→ To do
Copy out the whole listing exactly as written, leaving the pictures behind.

→ Stored data
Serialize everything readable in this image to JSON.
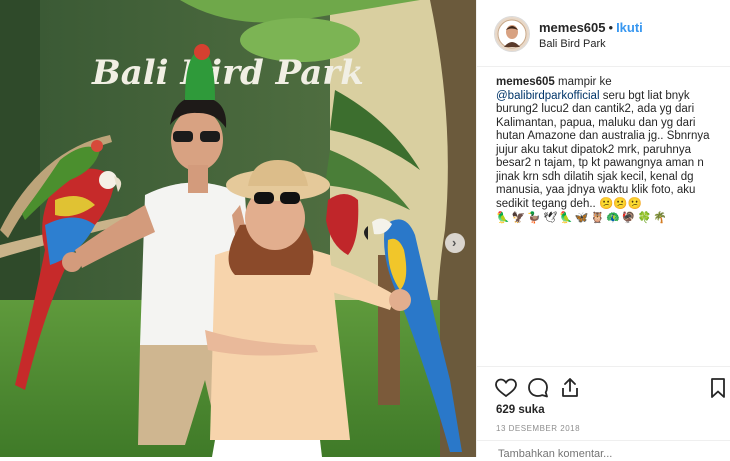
{
  "post": {
    "username": "memes605",
    "dot": "•",
    "follow_label": "Ikuti",
    "location": "Bali Bird Park",
    "photo_sign": "Bali Bird Park",
    "caption": {
      "username": "memes605",
      "lead": "mampir ke",
      "mention": "@balibirdparkofficial",
      "body": "seru bgt liat bnyk burung2 lucu2 dan cantik2, ada yg dari Kalimantan, papua, maluku dan yg dari hutan Amazone dan australia jg.. Sbnrnya jujur aku takut dipatok2 mrk, paruhnya besar2 n tajam, tp kt pawangnya aman n jinak krn sdh dilatih sjak kecil, kenal dg manusia, yaa jdnya waktu klik foto, aku sedikit tegang deh..",
      "emoji_end": "😕😕😕",
      "emoji_row": "🦜🦅🦆🕊🦜🦋🦉🦚🦃🍀🌴"
    },
    "likes": "629 suka",
    "date": "13 DESEMBER 2018",
    "comment_placeholder": "Tambahkan komentar..."
  },
  "icons": {
    "like": "heart-icon",
    "comment": "comment-bubble-icon",
    "share": "share-icon",
    "save": "bookmark-icon",
    "next": "chevron-right-icon"
  },
  "colors": {
    "follow": "#3897f0",
    "mention": "#003569",
    "muted": "#8e8e8e",
    "border": "#efefef"
  }
}
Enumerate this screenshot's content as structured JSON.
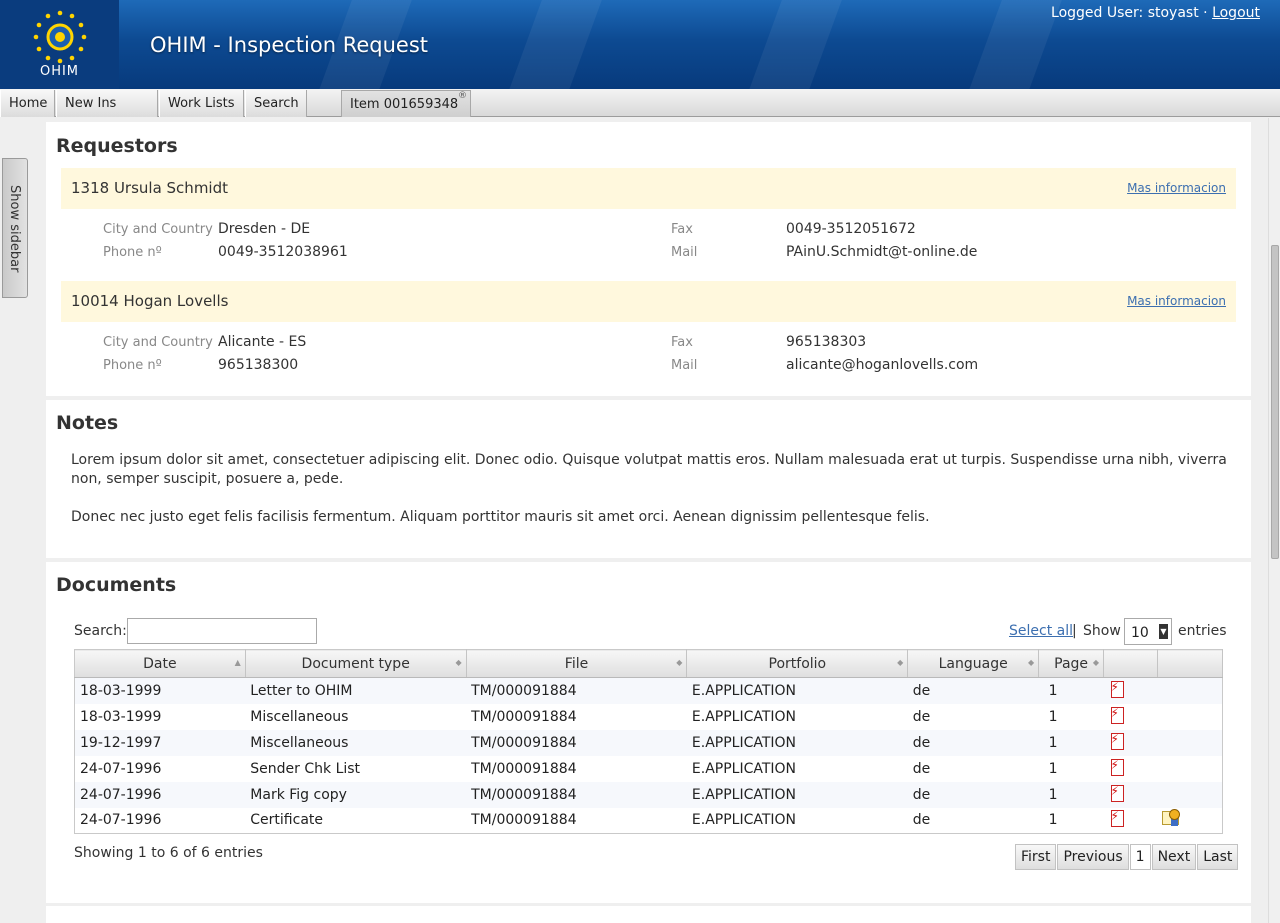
{
  "header": {
    "logo_text": "OHIM",
    "title": "OHIM - Inspection Request",
    "user_label": "Logged User: stoyast ·",
    "logout": "Logout"
  },
  "tabs": [
    {
      "label": "Home"
    },
    {
      "label": "New Ins Req."
    },
    {
      "label": "Work Lists"
    },
    {
      "label": "Search"
    },
    {
      "label": "Item 001659348"
    }
  ],
  "sidebar": {
    "toggle_label": "Show sidebar"
  },
  "requestors": {
    "title": "Requestors",
    "more_label": "Mas informacion",
    "labels": {
      "city": "City and Country",
      "phone": "Phone nº",
      "fax": "Fax",
      "mail": "Mail"
    },
    "items": [
      {
        "name": "1318 Ursula Schmidt",
        "city": "Dresden - DE",
        "phone": "0049-3512038961",
        "fax": "0049-3512051672",
        "mail": "PAinU.Schmidt@t-online.de"
      },
      {
        "name": "10014 Hogan Lovells",
        "city": "Alicante - ES",
        "phone": "965138300",
        "fax": "965138303",
        "mail": "alicante@hoganlovells.com"
      }
    ]
  },
  "notes": {
    "title": "Notes",
    "paragraphs": [
      "Lorem ipsum dolor sit amet, consectetuer adipiscing elit. Donec odio. Quisque volutpat mattis eros. Nullam malesuada erat ut turpis. Suspendisse urna nibh, viverra non, semper suscipit, posuere a, pede.",
      "Donec nec justo eget felis facilisis fermentum. Aliquam porttitor mauris sit amet orci. Aenean dignissim pellentesque felis."
    ]
  },
  "documents": {
    "title": "Documents",
    "search_label": "Search:",
    "search_value": "",
    "select_all": "Select all",
    "separator": "|",
    "show_label": "Show",
    "entries_value": "10",
    "entries_label": "entries",
    "columns": [
      "Date",
      "Document type",
      "File",
      "Portfolio",
      "Language",
      "Page",
      "",
      ""
    ],
    "rows": [
      {
        "date": "18-03-1999",
        "type": "Letter to OHIM",
        "file": "TM/000091884",
        "portfolio": "E.APPLICATION",
        "lang": "de",
        "page": "1",
        "pdf_icon": "pdf-icon",
        "cert_icon": ""
      },
      {
        "date": "18-03-1999",
        "type": "Miscellaneous",
        "file": "TM/000091884",
        "portfolio": "E.APPLICATION",
        "lang": "de",
        "page": "1",
        "pdf_icon": "pdf-icon",
        "cert_icon": ""
      },
      {
        "date": "19-12-1997",
        "type": "Miscellaneous",
        "file": "TM/000091884",
        "portfolio": "E.APPLICATION",
        "lang": "de",
        "page": "1",
        "pdf_icon": "pdf-icon",
        "cert_icon": ""
      },
      {
        "date": "24-07-1996",
        "type": "Sender Chk List",
        "file": "TM/000091884",
        "portfolio": "E.APPLICATION",
        "lang": "de",
        "page": "1",
        "pdf_icon": "pdf-icon",
        "cert_icon": ""
      },
      {
        "date": "24-07-1996",
        "type": "Mark Fig copy",
        "file": "TM/000091884",
        "portfolio": "E.APPLICATION",
        "lang": "de",
        "page": "1",
        "pdf_icon": "pdf-icon",
        "cert_icon": ""
      },
      {
        "date": "24-07-1996",
        "type": "Certificate",
        "file": "TM/000091884",
        "portfolio": "E.APPLICATION",
        "lang": "de",
        "page": "1",
        "pdf_icon": "pdf-icon",
        "cert_icon": "certificate-icon"
      }
    ],
    "info": "Showing 1 to 6 of 6 entries",
    "pager": {
      "first": "First",
      "previous": "Previous",
      "current": "1",
      "next": "Next",
      "last": "Last"
    }
  }
}
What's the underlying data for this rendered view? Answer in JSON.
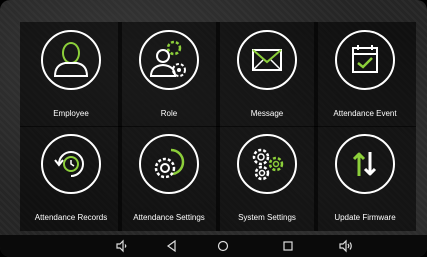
{
  "tiles": [
    {
      "label": "Employee",
      "icon": "employee-icon"
    },
    {
      "label": "Role",
      "icon": "role-icon"
    },
    {
      "label": "Message",
      "icon": "message-icon"
    },
    {
      "label": "Attendance Event",
      "icon": "attendance-event-icon"
    },
    {
      "label": "Attendance Records",
      "icon": "attendance-records-icon"
    },
    {
      "label": "Attendance Settings",
      "icon": "attendance-settings-icon"
    },
    {
      "label": "System Settings",
      "icon": "system-settings-icon"
    },
    {
      "label": "Update Firmware",
      "icon": "update-firmware-icon"
    }
  ],
  "navbar": {
    "icons": [
      "volume-down-icon",
      "back-icon",
      "home-icon",
      "recents-icon",
      "volume-up-icon"
    ]
  },
  "colors": {
    "accent": "#8ccf3a",
    "icon_stroke": "#ffffff",
    "background": "#262626"
  }
}
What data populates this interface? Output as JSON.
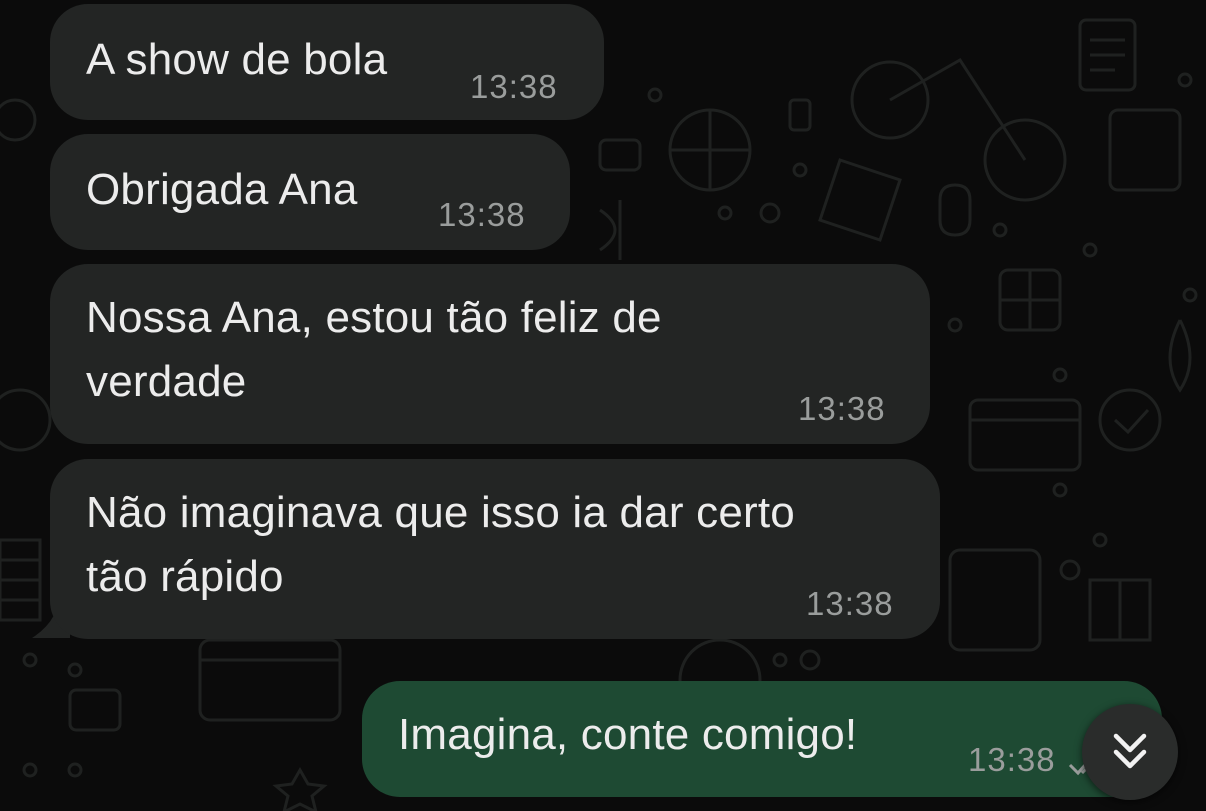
{
  "chat": {
    "messages": [
      {
        "direction": "incoming",
        "text": "A show de bola",
        "time": "13:38"
      },
      {
        "direction": "incoming",
        "text": "Obrigada Ana",
        "time": "13:38"
      },
      {
        "direction": "incoming",
        "text": "Nossa Ana, estou tão feliz de\nverdade",
        "time": "13:38"
      },
      {
        "direction": "incoming",
        "text": "Não imaginava que isso ia dar certo\ntão rápido",
        "time": "13:38"
      },
      {
        "direction": "outgoing",
        "text": "Imagina, conte comigo!",
        "time": "13:38"
      }
    ]
  },
  "icons": {
    "scroll_down": "double-chevron-down-icon",
    "read_receipt": "double-check-icon"
  },
  "colors": {
    "background": "#0b0b0b",
    "incoming_bubble": "#232524",
    "outgoing_bubble": "#1e4a33",
    "timestamp": "#9a9d9c"
  }
}
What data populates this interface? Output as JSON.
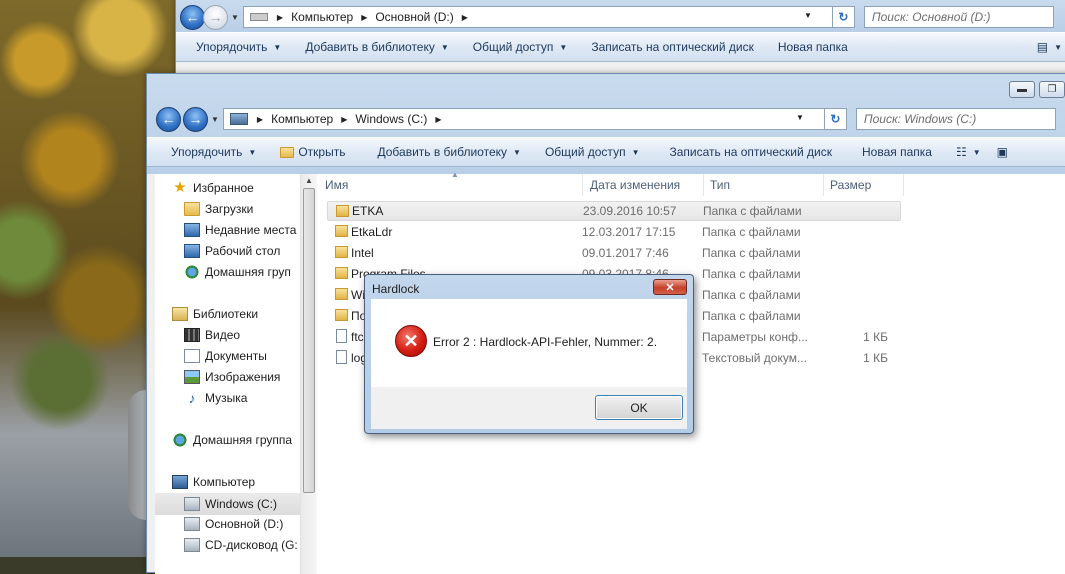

→ Answer to this problem
Serialize everything readable in this image to JSON.
{
  "post": {
    "username": "memes605",
    "dot": "•",
    "follow_label": "Ikuti",
    "location": "Bali Bird Park",
    "photo_sign": "Bali Bird Park",
    "caption": {
      "username": "memes605",
      "lead": "mampir ke",
      "mention": "@balibirdparkofficial",
      "body": "seru bgt liat bnyk burung2 lucu2 dan cantik2, ada yg dari Kalimantan, papua, maluku dan yg dari hutan Amazone dan australia jg.. Sbnrnya jujur aku takut dipatok2 mrk, paruhnya besar2 n tajam, tp kt pawangnya aman n jinak krn sdh dilatih sjak kecil, kenal dg manusia, yaa jdnya waktu klik foto, aku sedikit tegang deh..",
      "emoji_end": "😕😕😕",
      "emoji_row": "🦜🦅🦆🕊🦜🦋🦉🦚🦃🍀🌴"
    },
    "likes": "629 suka",
    "date": "13 DESEMBER 2018",
    "comment_placeholder": "Tambahkan komentar..."
  },
  "icons": {
    "like": "heart-icon",
    "comment": "comment-bubble-icon",
    "share": "share-icon",
    "save": "bookmark-icon",
    "next": "chevron-right-icon"
  },
  "colors": {
    "follow": "#3897f0",
    "mention": "#003569",
    "muted": "#8e8e8e",
    "border": "#efefef"
  }
}
Enumerate this screenshot's content as structured JSON.
{
  "header": {
    "logo_text": "OHIM",
    "title": "OHIM - Inspection Request",
    "user_label": "Logged User: stoyast ·",
    "logout": "Logout"
  },
  "tabs": [
    {
      "label": "Home"
    },
    {
      "label": "New Ins Req."
    },
    {
      "label": "Work Lists"
    },
    {
      "label": "Search"
    },
    {
      "label": "Item 001659348"
    }
  ],
  "sidebar": {
    "toggle_label": "Show sidebar"
  },
  "requestors": {
    "title": "Requestors",
    "more_label": "Mas informacion",
    "labels": {
      "city": "City and Country",
      "phone": "Phone nº",
      "fax": "Fax",
      "mail": "Mail"
    },
    "items": [
      {
        "name": "1318 Ursula Schmidt",
        "city": "Dresden - DE",
        "phone": "0049-3512038961",
        "fax": "0049-3512051672",
        "mail": "PAinU.Schmidt@t-online.de"
      },
      {
        "name": "10014 Hogan Lovells",
        "city": "Alicante - ES",
        "phone": "965138300",
        "fax": "965138303",
        "mail": "alicante@hoganlovells.com"
      }
    ]
  },
  "notes": {
    "title": "Notes",
    "paragraphs": [
      "Lorem ipsum dolor sit amet, consectetuer adipiscing elit. Donec odio. Quisque volutpat mattis eros. Nullam malesuada erat ut turpis. Suspendisse urna nibh, viverra non, semper suscipit, posuere a, pede.",
      "Donec nec justo eget felis facilisis fermentum. Aliquam porttitor mauris sit amet orci. Aenean dignissim pellentesque felis."
    ]
  },
  "documents": {
    "title": "Documents",
    "search_label": "Search:",
    "search_value": "",
    "select_all": "Select all",
    "separator": "|",
    "show_label": "Show",
    "entries_value": "10",
    "entries_label": "entries",
    "columns": [
      "Date",
      "Document type",
      "File",
      "Portfolio",
      "Language",
      "Page",
      "",
      ""
    ],
    "rows": [
      {
        "date": "18-03-1999",
        "type": "Letter to OHIM",
        "file": "TM/000091884",
        "portfolio": "E.APPLICATION",
        "lang": "de",
        "page": "1",
        "pdf_icon": "pdf-icon",
        "cert_icon": ""
      },
      {
        "date": "18-03-1999",
        "type": "Miscellaneous",
        "file": "TM/000091884",
        "portfolio": "E.APPLICATION",
        "lang": "de",
        "page": "1",
        "pdf_icon": "pdf-icon",
        "cert_icon": ""
      },
      {
        "date": "19-12-1997",
        "type": "Miscellaneous",
        "file": "TM/000091884",
        "portfolio": "E.APPLICATION",
        "lang": "de",
        "page": "1",
        "pdf_icon": "pdf-icon",
        "cert_icon": ""
      },
      {
        "date": "24-07-1996",
        "type": "Sender Chk List",
        "file": "TM/000091884",
        "portfolio": "E.APPLICATION",
        "lang": "de",
        "page": "1",
        "pdf_icon": "pdf-icon",
        "cert_icon": ""
      },
      {
        "date": "24-07-1996",
        "type": "Mark Fig copy",
        "file": "TM/000091884",
        "portfolio": "E.APPLICATION",
        "lang": "de",
        "page": "1",
        "pdf_icon": "pdf-icon",
        "cert_icon": ""
      },
      {
        "date": "24-07-1996",
        "type": "Certificate",
        "file": "TM/000091884",
        "portfolio": "E.APPLICATION",
        "lang": "de",
        "page": "1",
        "pdf_icon": "pdf-icon",
        "cert_icon": "certificate-icon"
      }
    ],
    "info": "Showing 1 to 6 of 6 entries",
    "pager": {
      "first": "First",
      "previous": "Previous",
      "current": "1",
      "next": "Next",
      "last": "Last"
    }
  }
}
What's the underlying data for this rendered view? Answer in JSON.
{
  "tiles": [
    {
      "label": "Employee",
      "icon": "employee-icon"
    },
    {
      "label": "Role",
      "icon": "role-icon"
    },
    {
      "label": "Message",
      "icon": "message-icon"
    },
    {
      "label": "Attendance Event",
      "icon": "attendance-event-icon"
    },
    {
      "label": "Attendance Records",
      "icon": "attendance-records-icon"
    },
    {
      "label": "Attendance Settings",
      "icon": "attendance-settings-icon"
    },
    {
      "label": "System Settings",
      "icon": "system-settings-icon"
    },
    {
      "label": "Update Firmware",
      "icon": "update-firmware-icon"
    }
  ],
  "navbar": {
    "icons": [
      "volume-down-icon",
      "back-icon",
      "home-icon",
      "recents-icon",
      "volume-up-icon"
    ]
  },
  "colors": {
    "accent": "#8ccf3a",
    "icon_stroke": "#ffffff",
    "background": "#262626"
  }
}
What data populates this interface? Output as JSON.
{
  "chat": {
    "messages": [
      {
        "direction": "incoming",
        "text": "A show de bola",
        "time": "13:38"
      },
      {
        "direction": "incoming",
        "text": "Obrigada Ana",
        "time": "13:38"
      },
      {
        "direction": "incoming",
        "text": "Nossa Ana, estou tão feliz de\nverdade",
        "time": "13:38"
      },
      {
        "direction": "incoming",
        "text": "Não imaginava que isso ia dar certo\ntão rápido",
        "time": "13:38"
      },
      {
        "direction": "outgoing",
        "text": "Imagina, conte comigo!",
        "time": "13:38"
      }
    ]
  },
  "icons": {
    "scroll_down": "double-chevron-down-icon",
    "read_receipt": "double-check-icon"
  },
  "colors": {
    "background": "#0b0b0b",
    "incoming_bubble": "#232524",
    "outgoing_bubble": "#1e4a33",
    "timestamp": "#9a9d9c"
  }
}
What data populates this interface? Output as JSON.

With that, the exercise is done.